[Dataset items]
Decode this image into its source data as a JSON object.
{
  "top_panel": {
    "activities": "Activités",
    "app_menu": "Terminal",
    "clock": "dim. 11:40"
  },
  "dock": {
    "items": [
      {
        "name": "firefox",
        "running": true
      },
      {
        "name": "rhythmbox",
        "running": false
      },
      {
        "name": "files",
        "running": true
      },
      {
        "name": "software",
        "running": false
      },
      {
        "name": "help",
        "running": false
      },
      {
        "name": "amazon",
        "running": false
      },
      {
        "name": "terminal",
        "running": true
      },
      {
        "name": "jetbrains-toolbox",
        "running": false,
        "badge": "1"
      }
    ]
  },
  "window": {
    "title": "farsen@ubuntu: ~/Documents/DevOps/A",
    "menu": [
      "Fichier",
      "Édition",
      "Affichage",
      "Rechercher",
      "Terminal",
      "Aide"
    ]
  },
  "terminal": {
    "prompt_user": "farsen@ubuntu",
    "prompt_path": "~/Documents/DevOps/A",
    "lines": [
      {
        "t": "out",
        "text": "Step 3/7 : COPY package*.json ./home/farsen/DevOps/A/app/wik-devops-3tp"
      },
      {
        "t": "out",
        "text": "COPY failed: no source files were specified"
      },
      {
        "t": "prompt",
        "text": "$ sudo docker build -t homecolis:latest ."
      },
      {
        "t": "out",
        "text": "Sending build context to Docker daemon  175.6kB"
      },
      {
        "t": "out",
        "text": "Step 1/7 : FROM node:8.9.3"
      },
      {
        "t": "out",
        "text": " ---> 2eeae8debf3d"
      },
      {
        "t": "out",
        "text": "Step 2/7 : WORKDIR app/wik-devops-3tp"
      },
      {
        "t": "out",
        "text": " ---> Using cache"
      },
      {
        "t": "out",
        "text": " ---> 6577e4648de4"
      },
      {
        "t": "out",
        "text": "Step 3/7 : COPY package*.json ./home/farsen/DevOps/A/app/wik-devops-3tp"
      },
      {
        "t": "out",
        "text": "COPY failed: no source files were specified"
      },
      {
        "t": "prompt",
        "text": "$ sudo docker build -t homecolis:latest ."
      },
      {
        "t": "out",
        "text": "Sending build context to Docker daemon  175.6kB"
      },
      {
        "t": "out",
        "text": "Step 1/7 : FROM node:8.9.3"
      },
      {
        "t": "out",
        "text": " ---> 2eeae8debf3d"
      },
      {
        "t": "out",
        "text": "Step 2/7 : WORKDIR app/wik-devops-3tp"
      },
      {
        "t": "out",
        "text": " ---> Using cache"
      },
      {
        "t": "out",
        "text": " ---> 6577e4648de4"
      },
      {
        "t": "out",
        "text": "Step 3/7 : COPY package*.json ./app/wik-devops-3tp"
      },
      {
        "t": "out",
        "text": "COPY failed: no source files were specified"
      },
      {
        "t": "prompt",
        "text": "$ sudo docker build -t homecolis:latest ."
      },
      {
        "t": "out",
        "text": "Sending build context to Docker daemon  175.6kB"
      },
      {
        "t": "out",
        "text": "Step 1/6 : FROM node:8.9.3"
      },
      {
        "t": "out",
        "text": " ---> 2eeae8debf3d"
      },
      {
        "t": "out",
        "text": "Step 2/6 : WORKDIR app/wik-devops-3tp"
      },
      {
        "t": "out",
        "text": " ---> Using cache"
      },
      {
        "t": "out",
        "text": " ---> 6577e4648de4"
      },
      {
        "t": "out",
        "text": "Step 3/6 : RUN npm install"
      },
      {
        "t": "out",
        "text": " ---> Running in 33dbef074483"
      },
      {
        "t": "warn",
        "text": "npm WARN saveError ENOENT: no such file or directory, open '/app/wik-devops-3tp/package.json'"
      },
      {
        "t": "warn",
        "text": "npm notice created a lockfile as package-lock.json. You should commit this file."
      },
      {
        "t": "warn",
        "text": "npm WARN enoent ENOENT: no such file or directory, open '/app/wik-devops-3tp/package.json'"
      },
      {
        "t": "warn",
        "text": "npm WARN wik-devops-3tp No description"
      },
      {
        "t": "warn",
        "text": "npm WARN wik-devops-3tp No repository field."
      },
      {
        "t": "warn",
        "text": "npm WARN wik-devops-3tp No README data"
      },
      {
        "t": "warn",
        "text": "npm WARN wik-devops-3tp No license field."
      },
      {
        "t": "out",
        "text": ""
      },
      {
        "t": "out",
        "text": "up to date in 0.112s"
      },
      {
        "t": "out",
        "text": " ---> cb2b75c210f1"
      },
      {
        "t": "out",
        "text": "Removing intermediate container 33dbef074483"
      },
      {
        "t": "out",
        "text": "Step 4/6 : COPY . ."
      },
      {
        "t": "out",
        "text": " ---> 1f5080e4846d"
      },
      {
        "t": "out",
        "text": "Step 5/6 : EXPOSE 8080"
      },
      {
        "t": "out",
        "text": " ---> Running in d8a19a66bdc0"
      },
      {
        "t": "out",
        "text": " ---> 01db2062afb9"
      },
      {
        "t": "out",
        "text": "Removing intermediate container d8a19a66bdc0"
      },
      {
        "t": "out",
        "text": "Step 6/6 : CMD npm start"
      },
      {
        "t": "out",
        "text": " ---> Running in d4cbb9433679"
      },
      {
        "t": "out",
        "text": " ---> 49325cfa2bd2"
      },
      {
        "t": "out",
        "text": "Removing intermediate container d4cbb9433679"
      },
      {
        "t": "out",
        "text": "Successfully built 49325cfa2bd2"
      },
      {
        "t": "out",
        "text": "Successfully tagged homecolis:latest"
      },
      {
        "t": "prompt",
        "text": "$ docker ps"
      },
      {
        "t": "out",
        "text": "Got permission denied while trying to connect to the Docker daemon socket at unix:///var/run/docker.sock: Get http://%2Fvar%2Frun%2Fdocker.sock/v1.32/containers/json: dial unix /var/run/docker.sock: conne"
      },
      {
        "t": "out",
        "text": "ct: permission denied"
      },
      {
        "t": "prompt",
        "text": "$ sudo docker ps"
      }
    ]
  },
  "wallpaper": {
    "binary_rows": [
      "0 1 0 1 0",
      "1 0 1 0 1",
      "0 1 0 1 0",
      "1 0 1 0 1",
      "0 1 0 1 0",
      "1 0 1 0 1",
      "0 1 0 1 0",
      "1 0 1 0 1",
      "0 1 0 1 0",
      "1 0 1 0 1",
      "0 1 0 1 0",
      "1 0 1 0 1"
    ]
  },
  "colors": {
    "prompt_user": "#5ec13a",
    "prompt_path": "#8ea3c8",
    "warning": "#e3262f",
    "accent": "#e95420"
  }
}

_Given exercise_: Produce an exact copy of the whole listing.

_Written answer_:
Decode this image into its source data as a JSON object.
{
  "top_panel": {
    "activities": "Activités",
    "app_menu": "Terminal",
    "clock": "dim. 11:40"
  },
  "dock": {
    "items": [
      {
        "name": "firefox",
        "running": true
      },
      {
        "name": "rhythmbox",
        "running": false
      },
      {
        "name": "files",
        "running": true
      },
      {
        "name": "software",
        "running": false
      },
      {
        "name": "help",
        "running": false
      },
      {
        "name": "amazon",
        "running": false
      },
      {
        "name": "terminal",
        "running": true
      },
      {
        "name": "jetbrains-toolbox",
        "running": false,
        "badge": "1"
      }
    ]
  },
  "window": {
    "title": "farsen@ubuntu: ~/Documents/DevOps/A",
    "menu": [
      "Fichier",
      "Édition",
      "Affichage",
      "Rechercher",
      "Terminal",
      "Aide"
    ]
  },
  "terminal": {
    "prompt_user": "farsen@ubuntu",
    "prompt_path": "~/Documents/DevOps/A",
    "lines": [
      {
        "t": "out",
        "text": "Step 3/7 : COPY package*.json ./home/farsen/DevOps/A/app/wik-devops-3tp"
      },
      {
        "t": "out",
        "text": "COPY failed: no source files were specified"
      },
      {
        "t": "prompt",
        "text": "$ sudo docker build -t homecolis:latest ."
      },
      {
        "t": "out",
        "text": "Sending build context to Docker daemon  175.6kB"
      },
      {
        "t": "out",
        "text": "Step 1/7 : FROM node:8.9.3"
      },
      {
        "t": "out",
        "text": " ---> 2eeae8debf3d"
      },
      {
        "t": "out",
        "text": "Step 2/7 : WORKDIR app/wik-devops-3tp"
      },
      {
        "t": "out",
        "text": " ---> Using cache"
      },
      {
        "t": "out",
        "text": " ---> 6577e4648de4"
      },
      {
        "t": "out",
        "text": "Step 3/7 : COPY package*.json ./home/farsen/DevOps/A/app/wik-devops-3tp"
      },
      {
        "t": "out",
        "text": "COPY failed: no source files were specified"
      },
      {
        "t": "prompt",
        "text": "$ sudo docker build -t homecolis:latest ."
      },
      {
        "t": "out",
        "text": "Sending build context to Docker daemon  175.6kB"
      },
      {
        "t": "out",
        "text": "Step 1/7 : FROM node:8.9.3"
      },
      {
        "t": "out",
        "text": " ---> 2eeae8debf3d"
      },
      {
        "t": "out",
        "text": "Step 2/7 : WORKDIR app/wik-devops-3tp"
      },
      {
        "t": "out",
        "text": " ---> Using cache"
      },
      {
        "t": "out",
        "text": " ---> 6577e4648de4"
      },
      {
        "t": "out",
        "text": "Step 3/7 : COPY package*.json ./app/wik-devops-3tp"
      },
      {
        "t": "out",
        "text": "COPY failed: no source files were specified"
      },
      {
        "t": "prompt",
        "text": "$ sudo docker build -t homecolis:latest ."
      },
      {
        "t": "out",
        "text": "Sending build context to Docker daemon  175.6kB"
      },
      {
        "t": "out",
        "text": "Step 1/6 : FROM node:8.9.3"
      },
      {
        "t": "out",
        "text": " ---> 2eeae8debf3d"
      },
      {
        "t": "out",
        "text": "Step 2/6 : WORKDIR app/wik-devops-3tp"
      },
      {
        "t": "out",
        "text": " ---> Using cache"
      },
      {
        "t": "out",
        "text": " ---> 6577e4648de4"
      },
      {
        "t": "out",
        "text": "Step 3/6 : RUN npm install"
      },
      {
        "t": "out",
        "text": " ---> Running in 33dbef074483"
      },
      {
        "t": "warn",
        "text": "npm WARN saveError ENOENT: no such file or directory, open '/app/wik-devops-3tp/package.json'"
      },
      {
        "t": "warn",
        "text": "npm notice created a lockfile as package-lock.json. You should commit this file."
      },
      {
        "t": "warn",
        "text": "npm WARN enoent ENOENT: no such file or directory, open '/app/wik-devops-3tp/package.json'"
      },
      {
        "t": "warn",
        "text": "npm WARN wik-devops-3tp No description"
      },
      {
        "t": "warn",
        "text": "npm WARN wik-devops-3tp No repository field."
      },
      {
        "t": "warn",
        "text": "npm WARN wik-devops-3tp No README data"
      },
      {
        "t": "warn",
        "text": "npm WARN wik-devops-3tp No license field."
      },
      {
        "t": "out",
        "text": ""
      },
      {
        "t": "out",
        "text": "up to date in 0.112s"
      },
      {
        "t": "out",
        "text": " ---> cb2b75c210f1"
      },
      {
        "t": "out",
        "text": "Removing intermediate container 33dbef074483"
      },
      {
        "t": "out",
        "text": "Step 4/6 : COPY . ."
      },
      {
        "t": "out",
        "text": " ---> 1f5080e4846d"
      },
      {
        "t": "out",
        "text": "Step 5/6 : EXPOSE 8080"
      },
      {
        "t": "out",
        "text": " ---> Running in d8a19a66bdc0"
      },
      {
        "t": "out",
        "text": " ---> 01db2062afb9"
      },
      {
        "t": "out",
        "text": "Removing intermediate container d8a19a66bdc0"
      },
      {
        "t": "out",
        "text": "Step 6/6 : CMD npm start"
      },
      {
        "t": "out",
        "text": " ---> Running in d4cbb9433679"
      },
      {
        "t": "out",
        "text": " ---> 49325cfa2bd2"
      },
      {
        "t": "out",
        "text": "Removing intermediate container d4cbb9433679"
      },
      {
        "t": "out",
        "text": "Successfully built 49325cfa2bd2"
      },
      {
        "t": "out",
        "text": "Successfully tagged homecolis:latest"
      },
      {
        "t": "prompt",
        "text": "$ docker ps"
      },
      {
        "t": "out",
        "text": "Got permission denied while trying to connect to the Docker daemon socket at unix:///var/run/docker.sock: Get http://%2Fvar%2Frun%2Fdocker.sock/v1.32/containers/json: dial unix /var/run/docker.sock: conne"
      },
      {
        "t": "out",
        "text": "ct: permission denied"
      },
      {
        "t": "prompt",
        "text": "$ sudo docker ps"
      }
    ]
  },
  "wallpaper": {
    "binary_rows": [
      "0 1 0 1 0",
      "1 0 1 0 1",
      "0 1 0 1 0",
      "1 0 1 0 1",
      "0 1 0 1 0",
      "1 0 1 0 1",
      "0 1 0 1 0",
      "1 0 1 0 1",
      "0 1 0 1 0",
      "1 0 1 0 1",
      "0 1 0 1 0",
      "1 0 1 0 1"
    ]
  },
  "colors": {
    "prompt_user": "#5ec13a",
    "prompt_path": "#8ea3c8",
    "warning": "#e3262f",
    "accent": "#e95420"
  }
}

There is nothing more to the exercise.